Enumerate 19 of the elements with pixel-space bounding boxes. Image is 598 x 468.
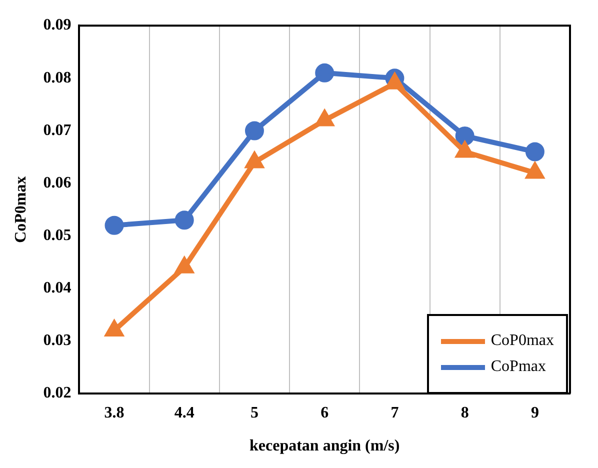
y-tick-label: 0.08 bbox=[43, 69, 72, 86]
x-tick-label: 7 bbox=[390, 404, 399, 422]
y-tick-label: 0.06 bbox=[43, 174, 72, 192]
y-tick-label: 0.07 bbox=[43, 122, 72, 139]
x-tick-label: 9 bbox=[530, 404, 539, 422]
x-tick-label: 3.8 bbox=[104, 404, 124, 422]
y-tick-label: 0.09 bbox=[43, 16, 72, 34]
x-tick-label: 5 bbox=[250, 404, 258, 422]
y-tick-label: 0.04 bbox=[43, 280, 72, 297]
x-tick-label: 8 bbox=[460, 404, 469, 422]
legend-label: CoP0max bbox=[490, 332, 554, 350]
x-tick-label: 6 bbox=[320, 404, 329, 422]
y-tick-label: 0.05 bbox=[43, 227, 72, 244]
x-axis-title: kecepatan angin (m/s) bbox=[249, 438, 400, 455]
y-tick-label: 0.03 bbox=[43, 332, 72, 350]
y-tick-label: 0.02 bbox=[43, 384, 72, 402]
legend-label: CoPmax bbox=[490, 358, 546, 376]
x-tick-label: 4.4 bbox=[174, 404, 194, 422]
y-axis-title: CoP0max bbox=[12, 176, 30, 243]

What is asked:
Rewrite as a numbered list the lines starting with the line that contains "y-tick-label: 0.08 bbox=[43, 69, 72, 86]" and going on through the line that contains "y-tick-label: 0.04 bbox=[43, 280, 72, 297]", leaving out any blank lines.

Output:
1. y-tick-label: 0.08 bbox=[43, 69, 72, 86]
2. x-tick-label: 7 bbox=[390, 404, 399, 422]
3. y-tick-label: 0.06 bbox=[43, 174, 72, 192]
4. y-tick-label: 0.07 bbox=[43, 122, 72, 139]
5. x-tick-label: 9 bbox=[530, 404, 539, 422]
6. x-tick-label: 3.8 bbox=[104, 404, 124, 422]
7. y-tick-label: 0.09 bbox=[43, 16, 72, 34]
8. x-tick-label: 5 bbox=[250, 404, 258, 422]
9. y-tick-label: 0.04 bbox=[43, 280, 72, 297]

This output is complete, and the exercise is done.